Problem details: Please reproduce every line of the records below word for word, leaving out the pictures.

Input for this task:
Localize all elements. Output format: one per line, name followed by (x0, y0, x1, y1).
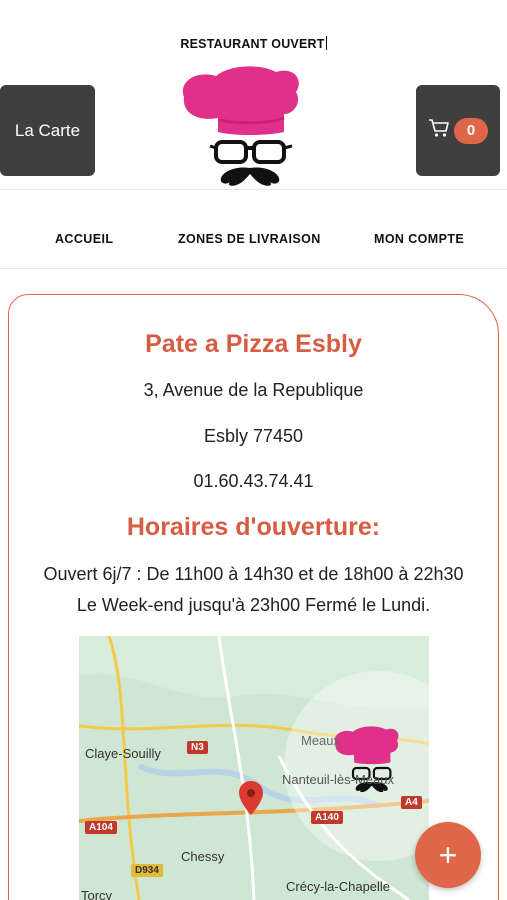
map-label-meaux: Meaux (301, 733, 341, 748)
road-tag-a104: A104 (85, 821, 117, 834)
road-tag-d934: D934 (131, 864, 163, 877)
map-label-claye-souilly: Claye-Souilly (85, 746, 161, 761)
nav-divider (0, 268, 507, 269)
restaurant-status: RESTAURANT OUVERT (180, 36, 327, 51)
chef-logo[interactable] (176, 62, 306, 190)
cart-count-badge: 0 (454, 117, 488, 144)
hours-line-2: Le Week-end jusqu'à 23h00 Fermé le Lundi… (76, 595, 431, 615)
nav-accueil[interactable]: ACCUEIL (55, 232, 113, 246)
road-tag-a140: A140 (311, 811, 343, 824)
restaurant-city: Esbly 77450 (203, 426, 304, 446)
location-map[interactable]: Claye-Souilly Meaux Nanteuil-lès-Meaux C… (79, 636, 429, 900)
map-label-crecy: Crécy-la-Chapelle (286, 879, 391, 894)
map-label-torcy: Torcy (81, 888, 113, 900)
la-carte-button[interactable]: La Carte (0, 85, 95, 176)
hours-line-1: Ouvert 6j/7 : De 11h00 à 14h30 et de 18h… (43, 564, 464, 584)
nav-mon-compte[interactable]: MON COMPTE (374, 232, 464, 246)
restaurant-phone[interactable]: 01.60.43.74.41 (0, 471, 507, 492)
restaurant-address: 3, Avenue de la Republique (143, 380, 364, 400)
nav-zones-de-livraison[interactable]: ZONES DE LIVRAISON (178, 232, 321, 246)
cart-icon (428, 118, 450, 143)
add-fab-button[interactable]: + (415, 822, 481, 888)
map-label-nanteuil: Nanteuil-lès-Meaux (282, 772, 394, 787)
header-divider (0, 189, 507, 190)
map-label-chessy: Chessy (181, 849, 225, 864)
road-tag-a4: A4 (401, 796, 422, 809)
road-tag-n3: N3 (187, 741, 208, 754)
restaurant-name: Pate a Pizza Esbly (145, 330, 362, 358)
hours-title: Horaires d'ouverture: (126, 513, 381, 541)
main-nav: ACCUEIL ZONES DE LIVRAISON MON COMPTE (0, 232, 507, 252)
cart-button[interactable]: 0 (416, 85, 500, 176)
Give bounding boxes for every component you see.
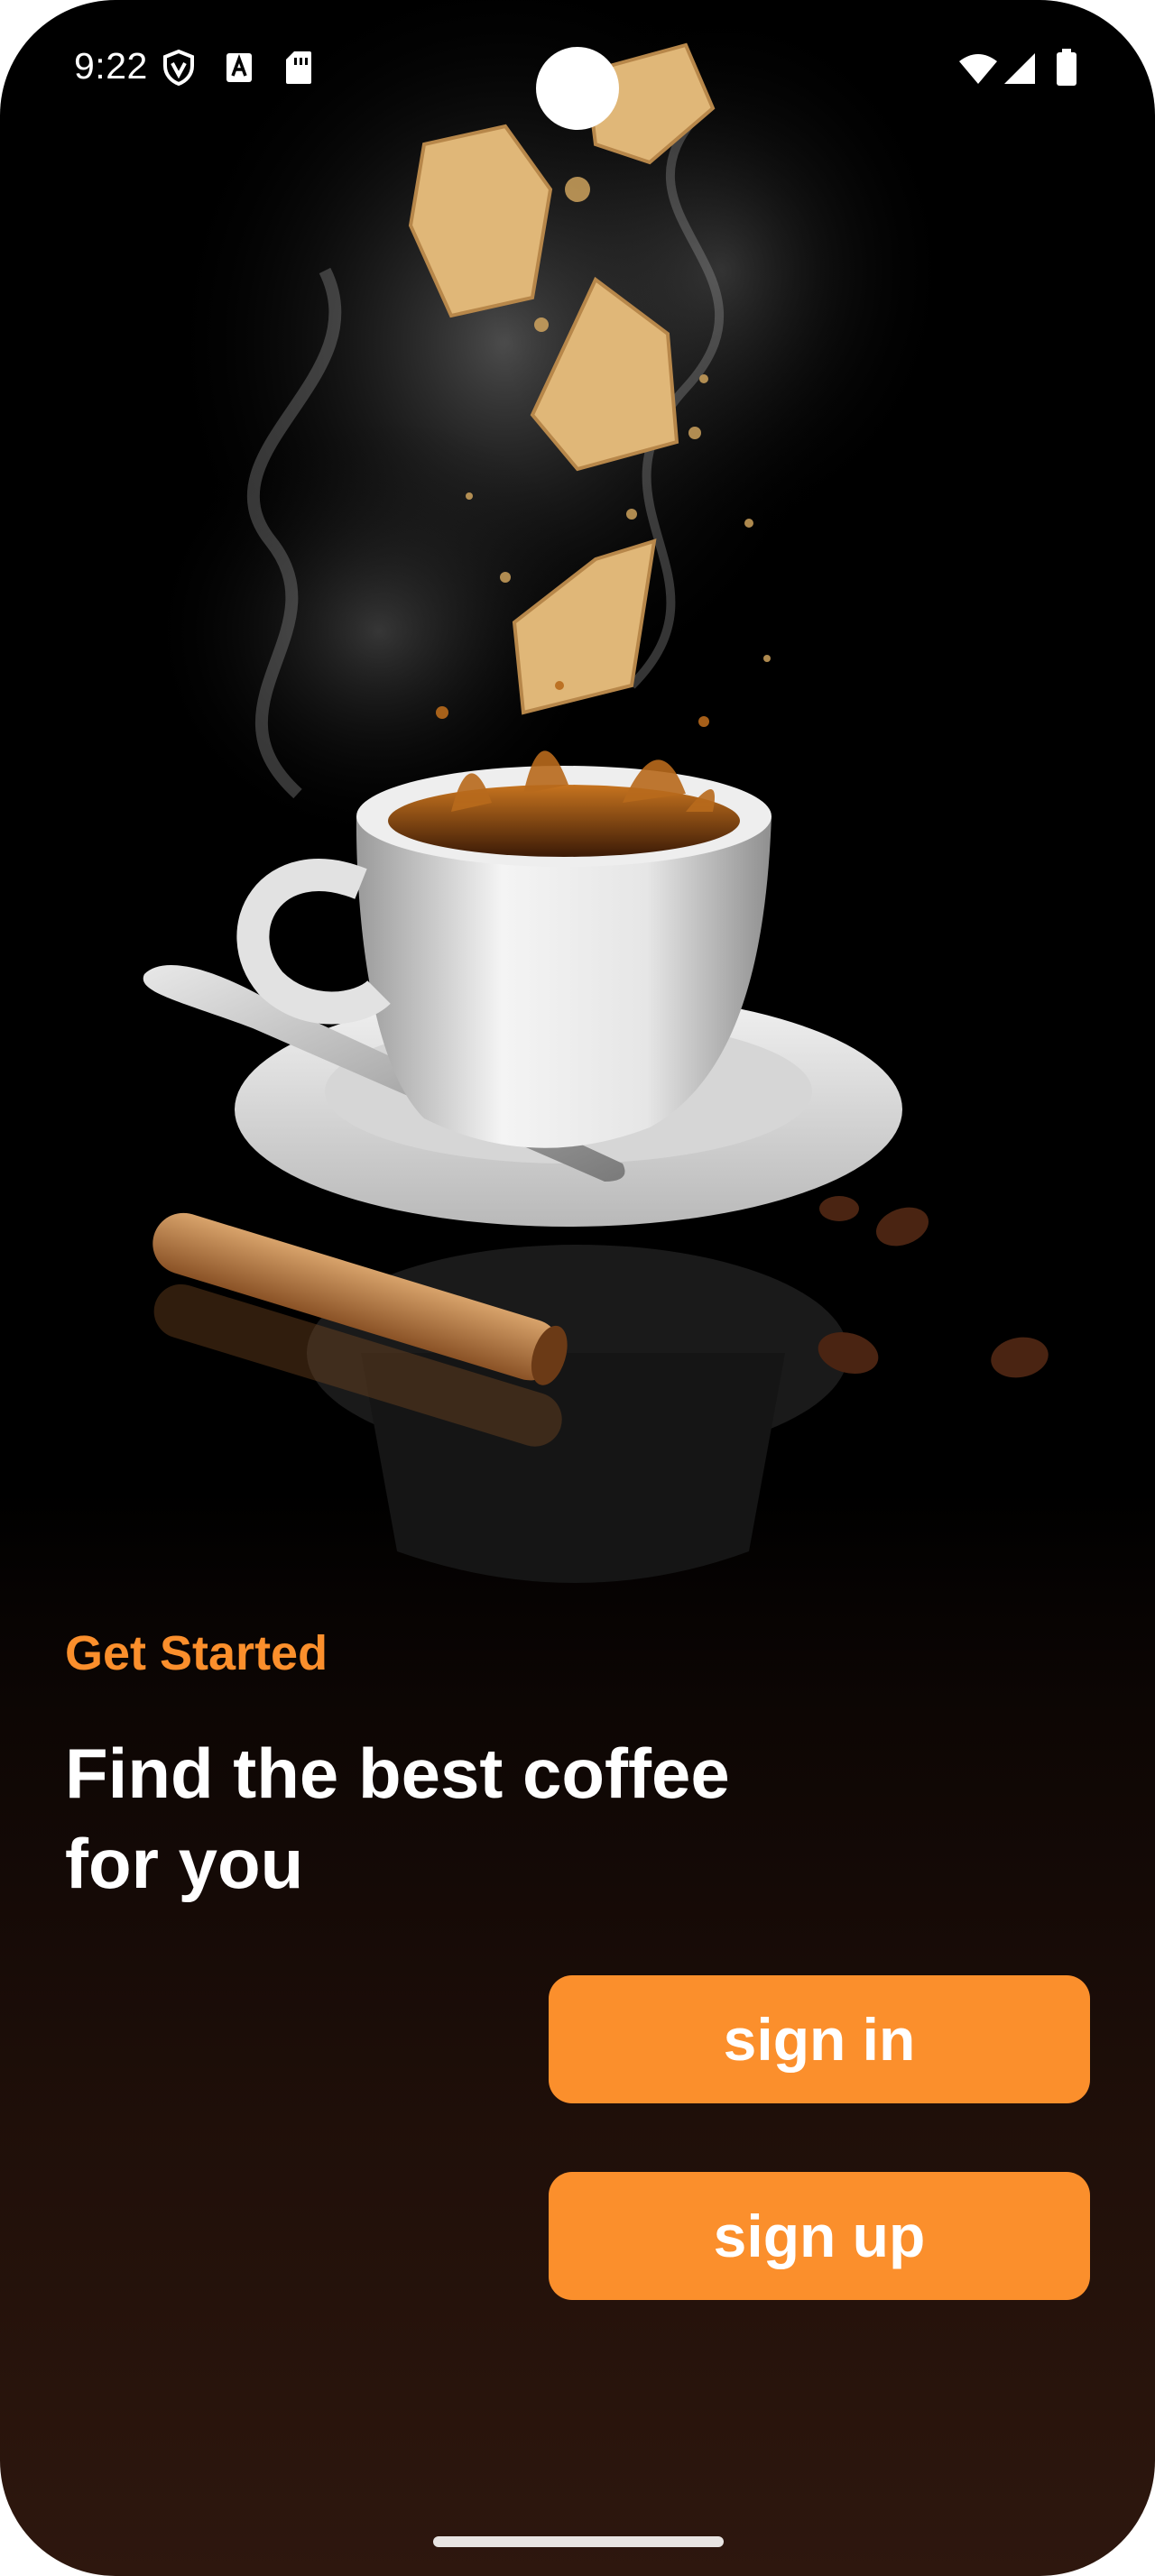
sign-in-button[interactable]: sign in bbox=[549, 1975, 1090, 2103]
status-time: 9:22 bbox=[74, 45, 148, 87]
hero-image bbox=[143, 0, 1049, 1583]
vpn-shield-icon bbox=[163, 50, 194, 86]
keyboard-a-icon bbox=[226, 53, 252, 82]
app-screen: 9:22 Get Started Find the best coffee fo… bbox=[0, 0, 1155, 2576]
battery-icon bbox=[1057, 49, 1076, 86]
sign-up-button[interactable]: sign up bbox=[549, 2172, 1090, 2300]
headline-line-2: for you bbox=[65, 1824, 304, 1903]
camera-cutout bbox=[536, 47, 619, 130]
headline-line-1: Find the best coffee bbox=[65, 1734, 730, 1813]
headline: Find the best coffee for you bbox=[65, 1728, 877, 1909]
home-indicator[interactable] bbox=[433, 2536, 724, 2547]
sim-card-icon bbox=[286, 51, 311, 84]
get-started-label: Get Started bbox=[65, 1626, 328, 1680]
cellular-signal-icon bbox=[1004, 53, 1035, 84]
wifi-icon bbox=[959, 54, 997, 84]
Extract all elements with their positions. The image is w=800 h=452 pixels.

Solution:
Localize all elements. Output format: one per line, name followed by (x0, y0, x1, y1).
map-label-meaux: Meaux (301, 733, 341, 748)
road-tag-a104: A104 (85, 821, 117, 834)
road-tag-d934: D934 (131, 864, 163, 877)
map-label-claye-souilly: Claye-Souilly (85, 746, 161, 761)
nav-divider (0, 268, 507, 269)
restaurant-status: RESTAURANT OUVERT (180, 36, 327, 51)
chef-logo[interactable] (176, 62, 306, 190)
cart-count-badge: 0 (454, 117, 488, 144)
hours-line-2: Le Week-end jusqu'à 23h00 Fermé le Lundi… (76, 595, 431, 615)
nav-accueil[interactable]: ACCUEIL (55, 232, 113, 246)
road-tag-a140: A140 (311, 811, 343, 824)
restaurant-city: Esbly 77450 (203, 426, 304, 446)
location-map[interactable]: Claye-Souilly Meaux Nanteuil-lès-Meaux C… (79, 636, 429, 900)
map-label-crecy: Crécy-la-Chapelle (286, 879, 391, 894)
map-label-torcy: Torcy (81, 888, 113, 900)
la-carte-button[interactable]: La Carte (0, 85, 95, 176)
hours-line-1: Ouvert 6j/7 : De 11h00 à 14h30 et de 18h… (43, 564, 464, 584)
nav-mon-compte[interactable]: MON COMPTE (374, 232, 464, 246)
restaurant-phone[interactable]: 01.60.43.74.41 (0, 471, 507, 492)
restaurant-address: 3, Avenue de la Republique (143, 380, 364, 400)
nav-zones-de-livraison[interactable]: ZONES DE LIVRAISON (178, 232, 321, 246)
cart-icon (428, 118, 450, 143)
add-fab-button[interactable]: + (415, 822, 481, 888)
map-label-nanteuil: Nanteuil-lès-Meaux (282, 772, 394, 787)
header-divider (0, 189, 507, 190)
map-label-chessy: Chessy (181, 849, 225, 864)
road-tag-a4: A4 (401, 796, 422, 809)
road-tag-n3: N3 (187, 741, 208, 754)
restaurant-name: Pate a Pizza Esbly (145, 330, 362, 358)
hours-title: Horaires d'ouverture: (126, 513, 381, 541)
main-nav: ACCUEIL ZONES DE LIVRAISON MON COMPTE (0, 232, 507, 252)
cart-button[interactable]: 0 (416, 85, 500, 176)
Give bounding boxes for every component you see.
sign-in-button[interactable]: sign in bbox=[549, 1975, 1090, 2103]
status-time: 9:22 bbox=[74, 45, 148, 87]
hero-image bbox=[143, 0, 1049, 1583]
vpn-shield-icon bbox=[163, 50, 194, 86]
keyboard-a-icon bbox=[226, 53, 252, 82]
app-screen: 9:22 Get Started Find the best coffee fo… bbox=[0, 0, 1155, 2576]
battery-icon bbox=[1057, 49, 1076, 86]
sign-up-button[interactable]: sign up bbox=[549, 2172, 1090, 2300]
headline-line-2: for you bbox=[65, 1824, 304, 1903]
camera-cutout bbox=[536, 47, 619, 130]
headline-line-1: Find the best coffee bbox=[65, 1734, 730, 1813]
headline: Find the best coffee for you bbox=[65, 1728, 877, 1909]
home-indicator[interactable] bbox=[433, 2536, 724, 2547]
sim-card-icon bbox=[286, 51, 311, 84]
get-started-label: Get Started bbox=[65, 1626, 328, 1680]
cellular-signal-icon bbox=[1004, 53, 1035, 84]
wifi-icon bbox=[959, 54, 997, 84]
Extract all elements with their positions. The image is w=800 h=452 pixels.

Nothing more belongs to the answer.